### RECORD EXTRACTS

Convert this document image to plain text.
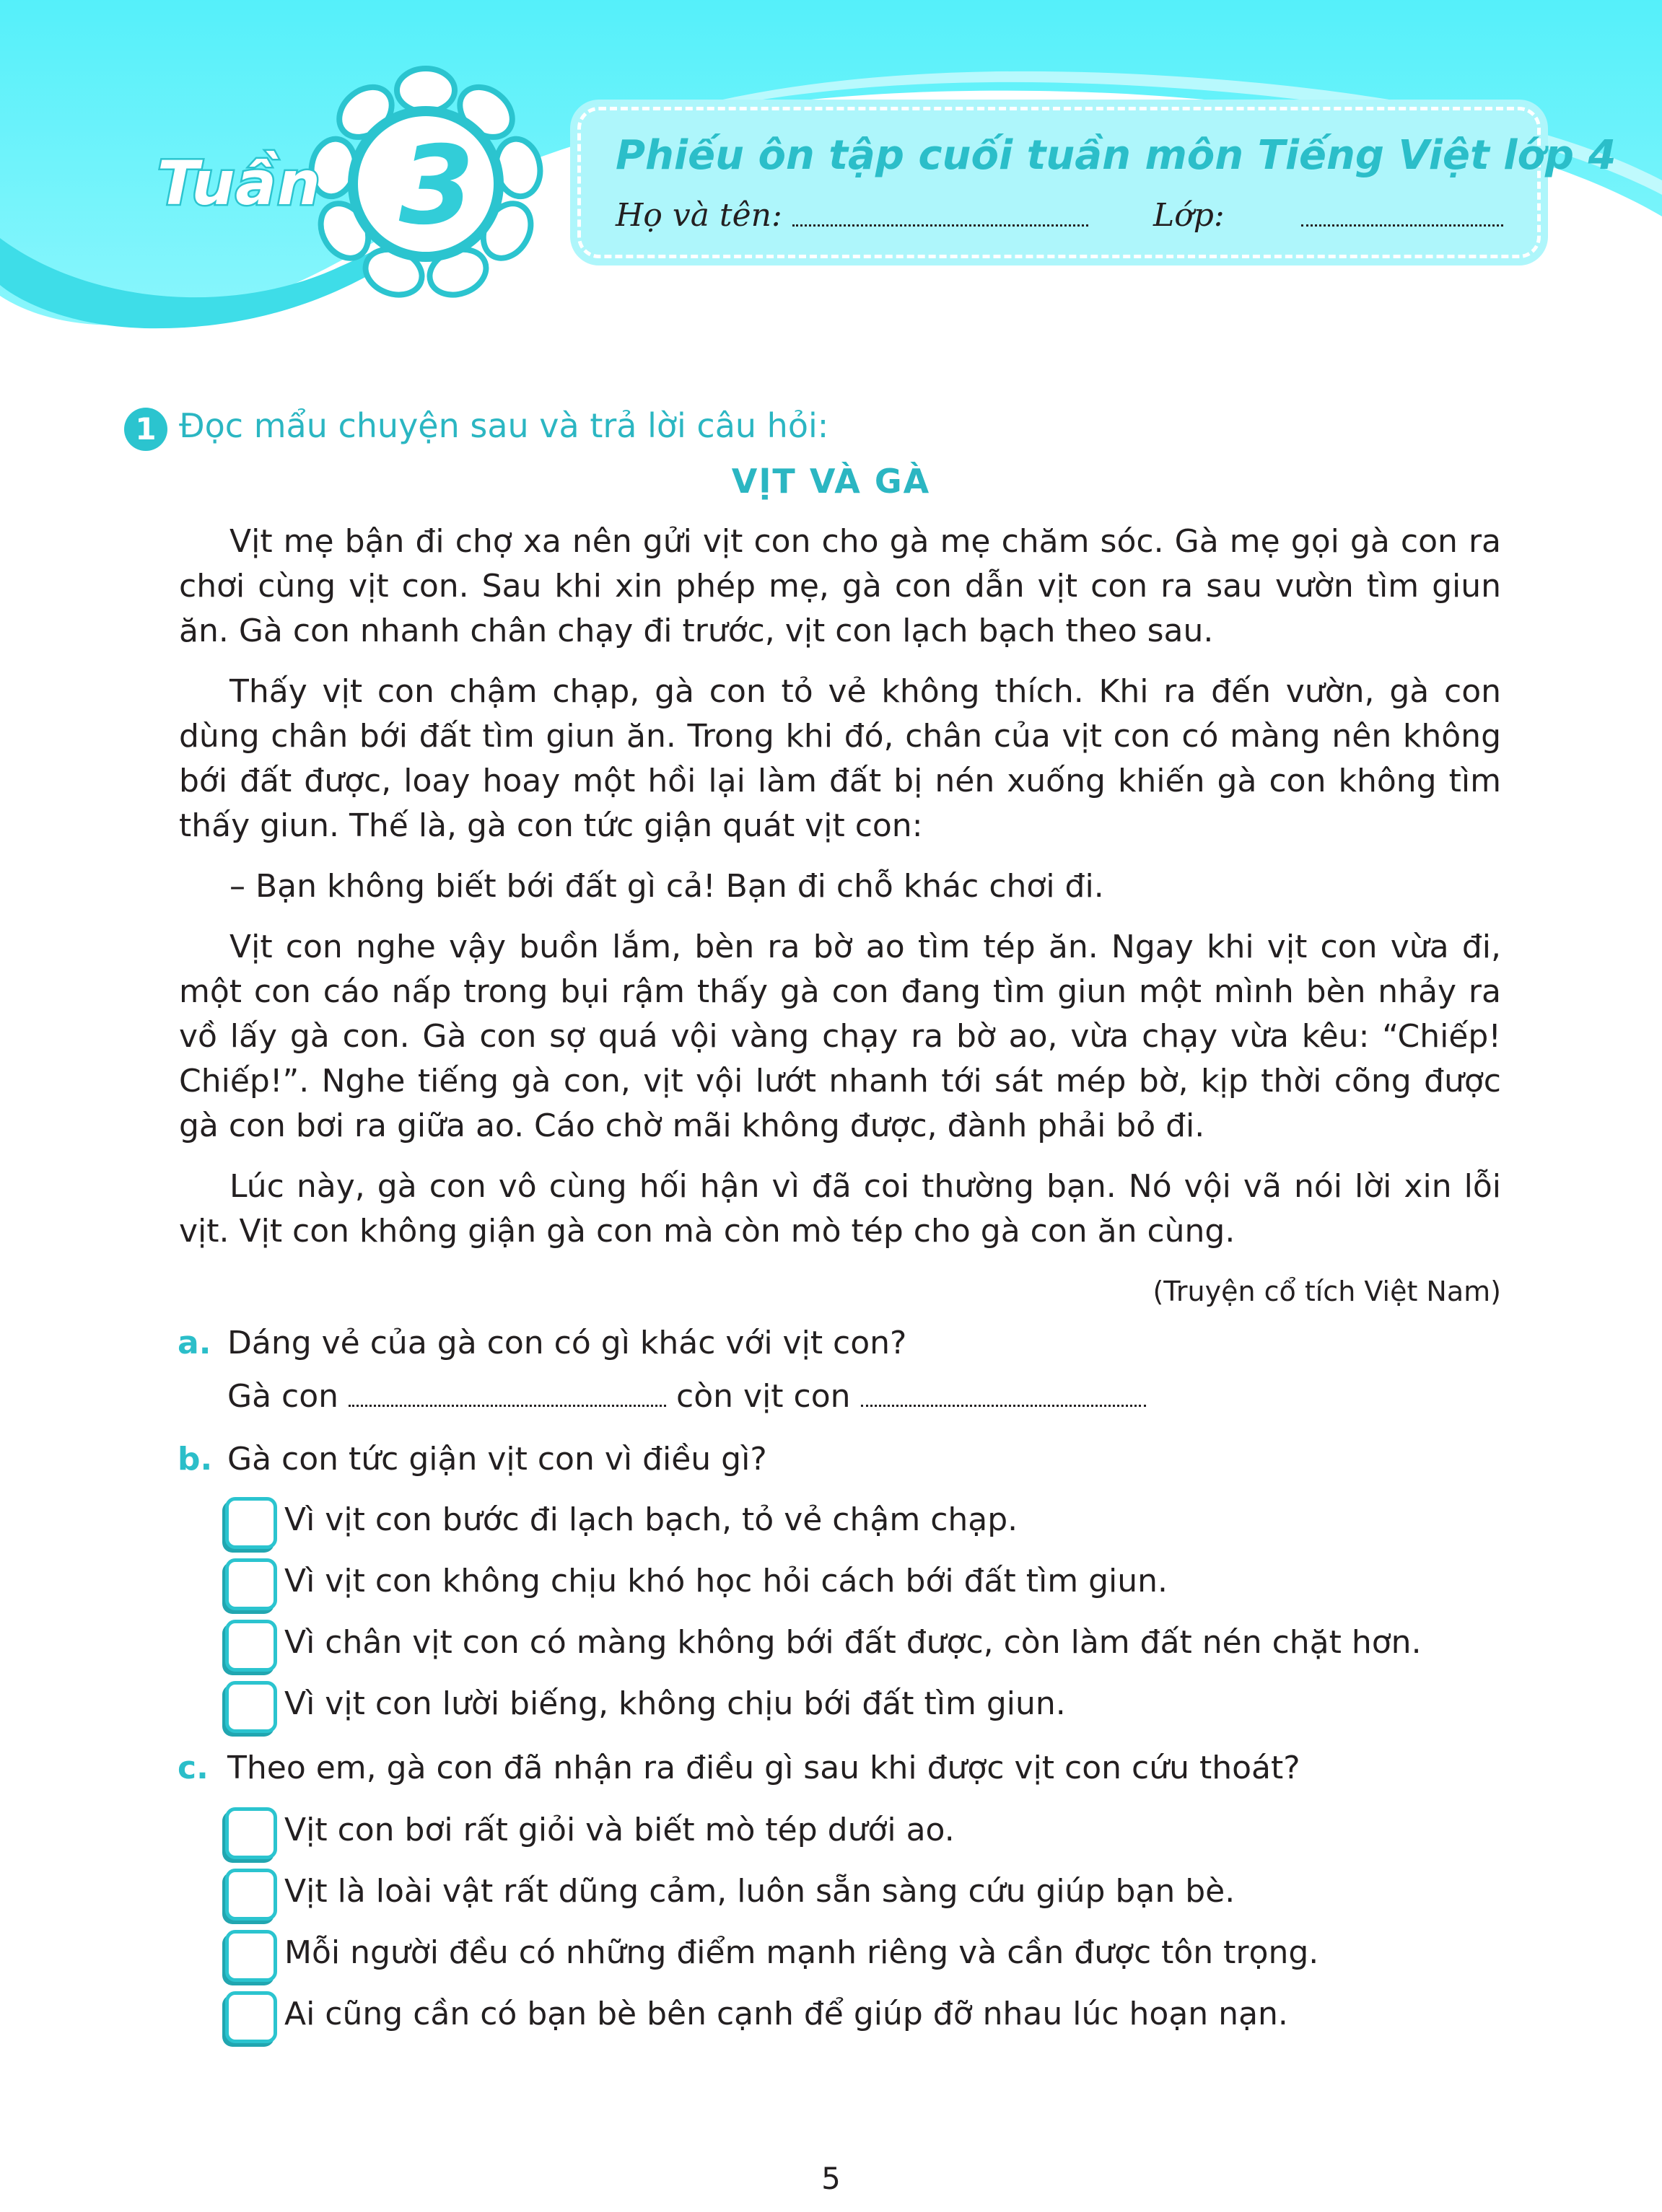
Tuần 3	Phiếu ôn tập cuối tuần môn Tiếng Việt lớp 4
Họ và tên:	Lớp:
1 Đọc mẩu chuyện sau và trả lời câu hỏi:
VỊT VÀ GÀ

Vịt mẹ bận đi chợ xa nên gửi vịt con cho gà mẹ chăm sóc. Gà mẹ gọi gà con ra chơi cùng vịt con. Sau khi xin phép mẹ, gà con dẫn vịt con ra sau vườn tìm giun ăn. Gà con nhanh chân chạy đi trước, vịt con lạch bạch theo sau.

Thấy vịt con chậm chạp, gà con tỏ vẻ không thích. Khi ra đến vườn, gà con dùng chân bới đất tìm giun ăn. Trong khi đó, chân của vịt con có màng nên không bới đất được, loay hoay một hồi lại làm đất bị nén xuống khiến gà con không tìm thấy giun. Thế là, gà con tức giận quát vịt con:

– Bạn không biết bới đất gì cả! Bạn đi chỗ khác chơi đi.

Vịt con nghe vậy buồn lắm, bèn ra bờ ao tìm tép ăn. Ngay khi vịt con vừa đi, một con cáo nấp trong bụi rậm thấy gà con đang tìm giun một mình bèn nhảy ra vồ lấy gà con. Gà con sợ quá vội vàng chạy ra bờ ao, vừa chạy vừa kêu: “Chiếp! Chiếp!”. Nghe tiếng gà con, vịt vội lướt nhanh tới sát mép bờ, kịp thời cõng được gà con bơi ra giữa ao. Cáo chờ mãi không được, đành phải bỏ đi.

Lúc này, gà con vô cùng hối hận vì đã coi thường bạn. Nó vội vã nói lời xin lỗi vịt. Vịt con không giận gà con mà còn mò tép cho gà con ăn cùng.

(Truyện cổ tích Việt Nam)
a. Dáng vẻ của gà con có gì khác với vịt con?
Gà con	còn vịt con
b. Gà con tức giận vịt con vì điều gì?
Vì vịt con bước đi lạch bạch, tỏ vẻ chậm chạp.
Vì vịt con không chịu khó học hỏi cách bới đất tìm giun.
Vì chân vịt con có màng không bới đất được, còn làm đất nén chặt hơn.
Vì vịt con lười biếng, không chịu bới đất tìm giun.
c. Theo em, gà con đã nhận ra điều gì sau khi được vịt con cứu thoát?
Vịt con bơi rất giỏi và biết mò tép dưới ao.
Vịt là loài vật rất dũng cảm, luôn sẵn sàng cứu giúp bạn bè.
Mỗi người đều có những điểm mạnh riêng và cần được tôn trọng.
Ai cũng cần có bạn bè bên cạnh để giúp đỡ nhau lúc hoạn nạn.
5
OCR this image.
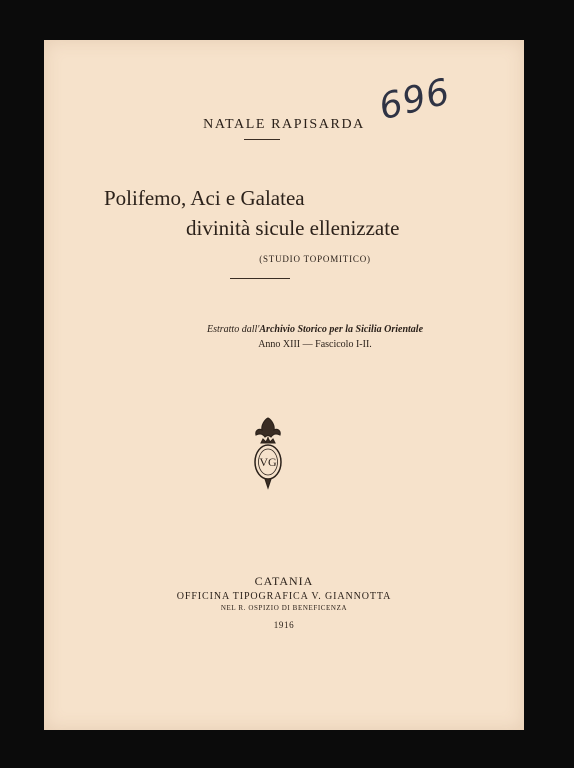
NATALE RAPISARDA 696
Polifemo, Aci e Galatea
divinità sicule ellenizzate
(STUDIO TOPOMITICO)
Estratto dall'Archivio Storico per la Sicilia Orientale
Anno XIII — Fascicolo I-II.
VG
CATANIA
OFFICINA TIPOGRAFICA V. GIANNOTTA
NEL R. OSPIZIO DI BENEFICENZA
1916
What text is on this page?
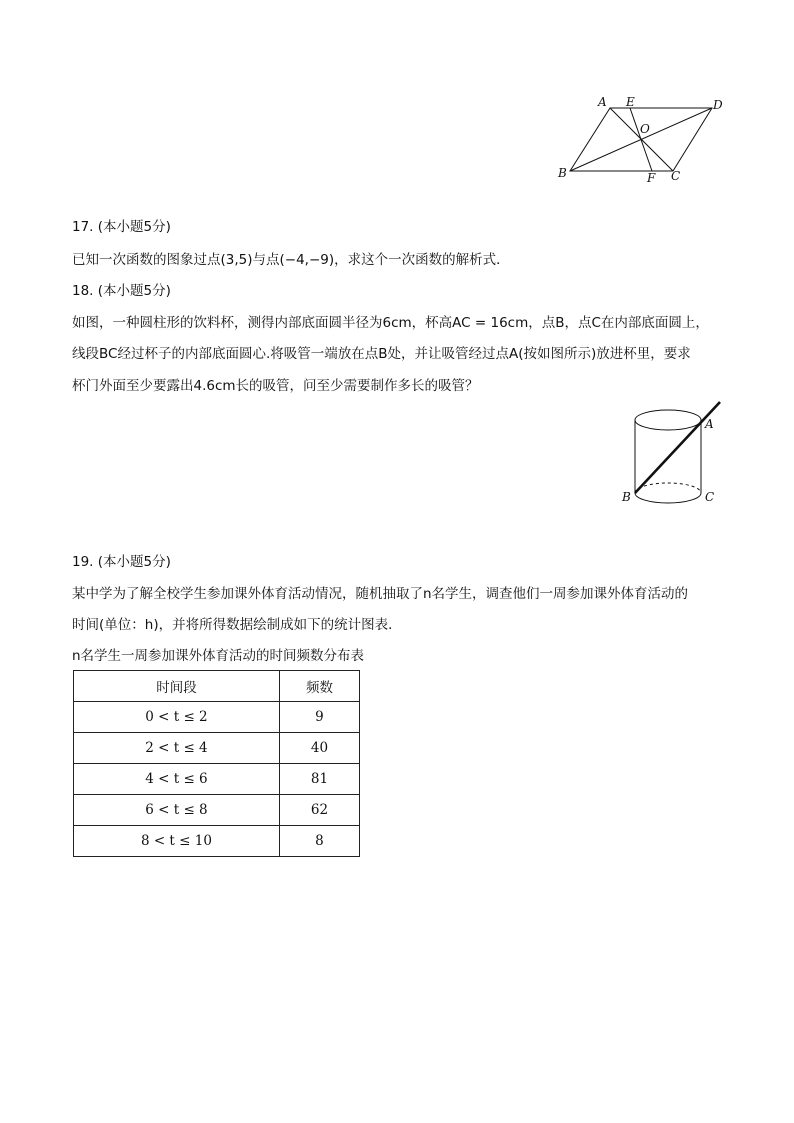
A E	D
O
B	F C
17. (本小题5分)
已知一次函数的图象过点(3,5)与点(−4,−9)，求这个一次函数的解析式．
18. (本小题5分)
如图，一种圆柱形的饮料杯，测得内部底面圆半径为6cm，杯高AC = 16cm，点B，点C在内部底面圆上，
线段BC经过杯子的内部底面圆心.将吸管一端放在点B处，并让吸管经过点A(按如图所示)放进杯里，要求
杯门外面至少要露出4.6cm长的吸管，问至少需要制作多长的吸管？
A
B	C
19. (本小题5分)
某中学为了解全校学生参加课外体育活动情况，随机抽取了n名学生，调查他们一周参加课外体育活动的
时间(单位：h)，并将所得数据绘制成如下的统计图表．
n名学生一周参加课外体育活动的时间频数分布表
时间段	频数
0 < t ≤ 2	9
2 < t ≤ 4	40
4 < t ≤ 6	81
6 < t ≤ 8	62
8 < t ≤ 10	8
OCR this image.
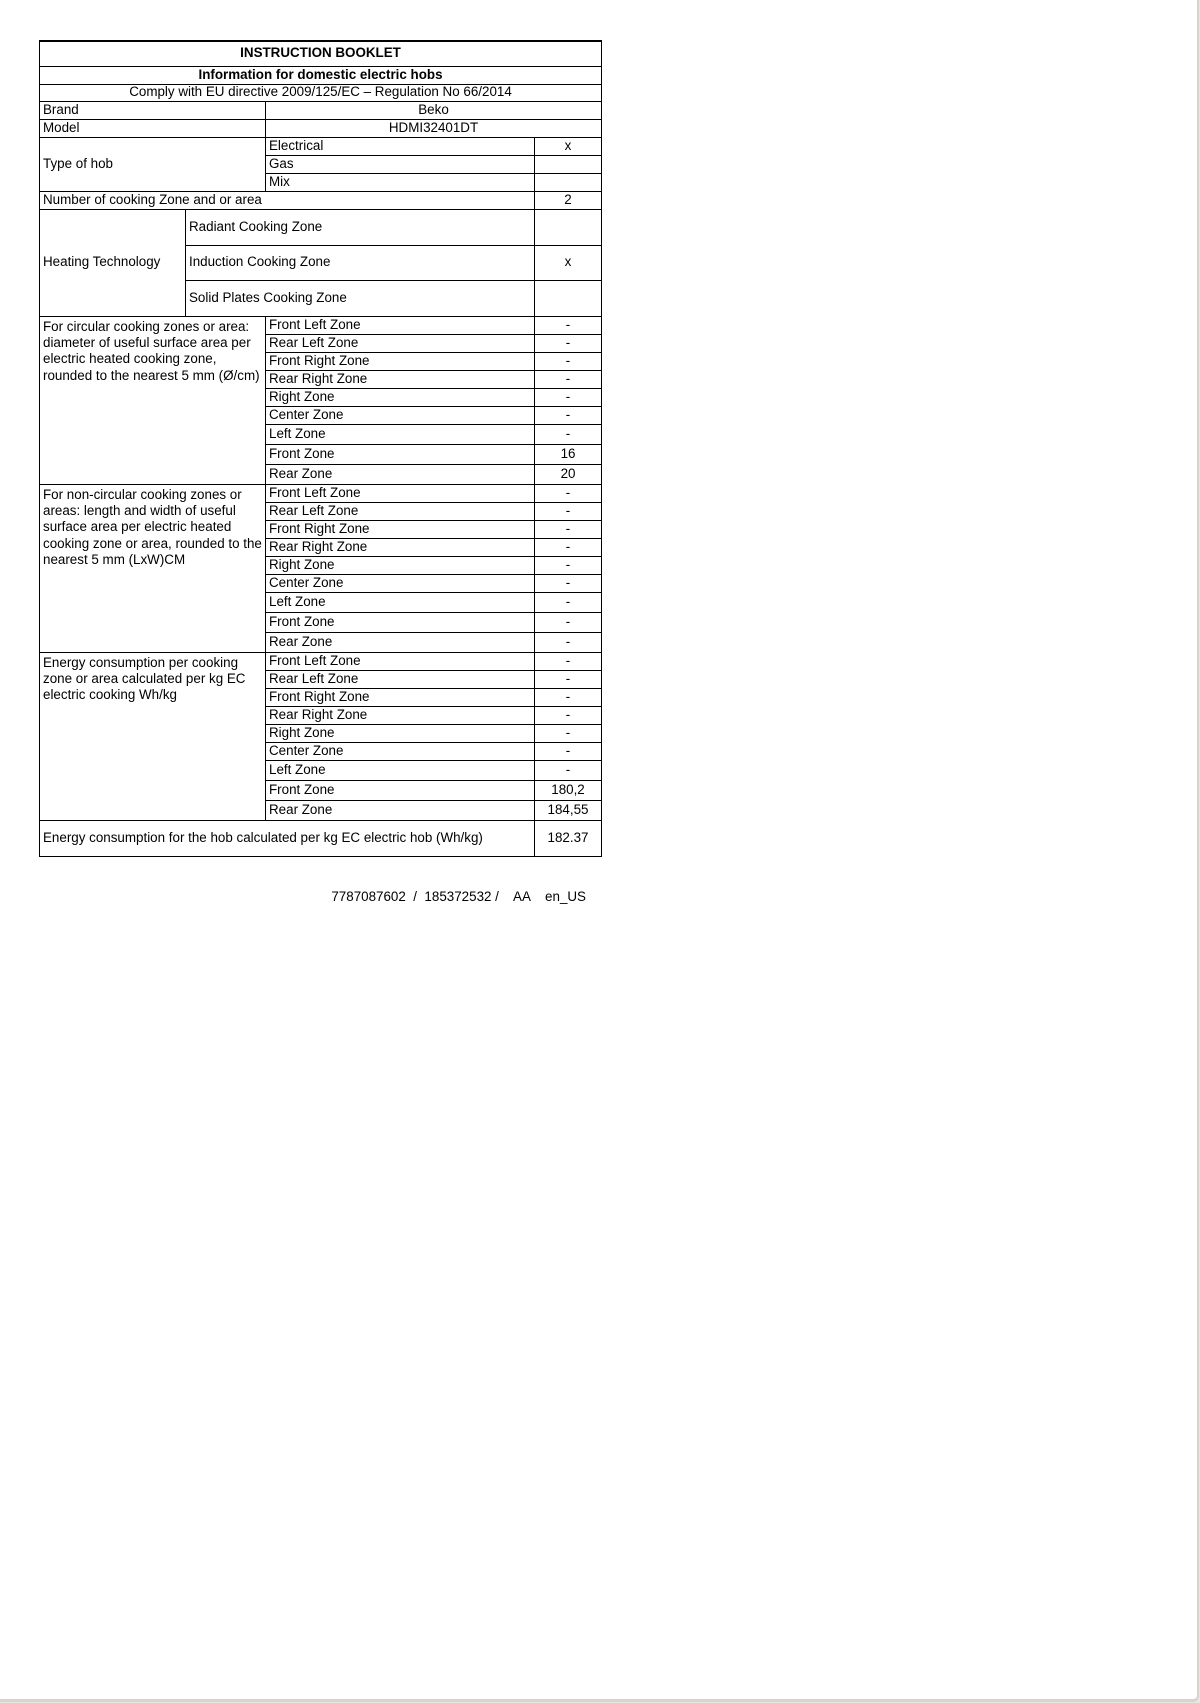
INSTRUCTION BOOKLET			
Information for domestic electric hobs			
Comply with EU directive 2009/125/EC – Regulation No 66/2014			
Brand		Beko	
Model		HDMI32401DT	
Type of hob		Electrical	x
		Gas	
		Mix	
Number of cooking Zone and or area			2
Heating Technology	Radiant Cooking Zone		
	Induction Cooking Zone		x
	Solid Plates Cooking Zone		
For circular cooking zones or area: diameter of useful surface area per electric heated cooking zone, rounded to the nearest 5 mm (Ø/cm)		Front Left Zone	-
		Rear Left Zone	-
		Front Right Zone	-
		Rear Right Zone	-
		Right Zone	-
		Center Zone	-
		Left Zone	-
		Front Zone	16
		Rear Zone	20
For non-circular cooking zones or areas: length and width of useful surface area per electric heated cooking zone or area, rounded to the nearest 5 mm (LxW)CM		Front Left Zone	-
		Rear Left Zone	-
		Front Right Zone	-
		Rear Right Zone	-
		Right Zone	-
		Center Zone	-
		Left Zone	-
		Front Zone	-
		Rear Zone	-
Energy consumption per cooking zone or area calculated per kg EC electric cooking Wh/kg		Front Left Zone	-
		Rear Left Zone	-
		Front Right Zone	-
		Rear Right Zone	-
		Right Zone	-
		Center Zone	-
		Left Zone	-
		Front Zone	180,2
		Rear Zone	184,55
Energy consumption for the hob calculated per kg EC electric hob (Wh/kg)			182.37
7787087602  /  185372532 /    AA    en_US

### WRITTEN EXERCISE
Pull out each line of the records holding the string "biết".

### TASK OUTPUT
– Bạn không biết bới đất gì cả! Bạn đi chỗ khác chơi đi.
Vịt con bơi rất giỏi và biết mò tép dưới ao.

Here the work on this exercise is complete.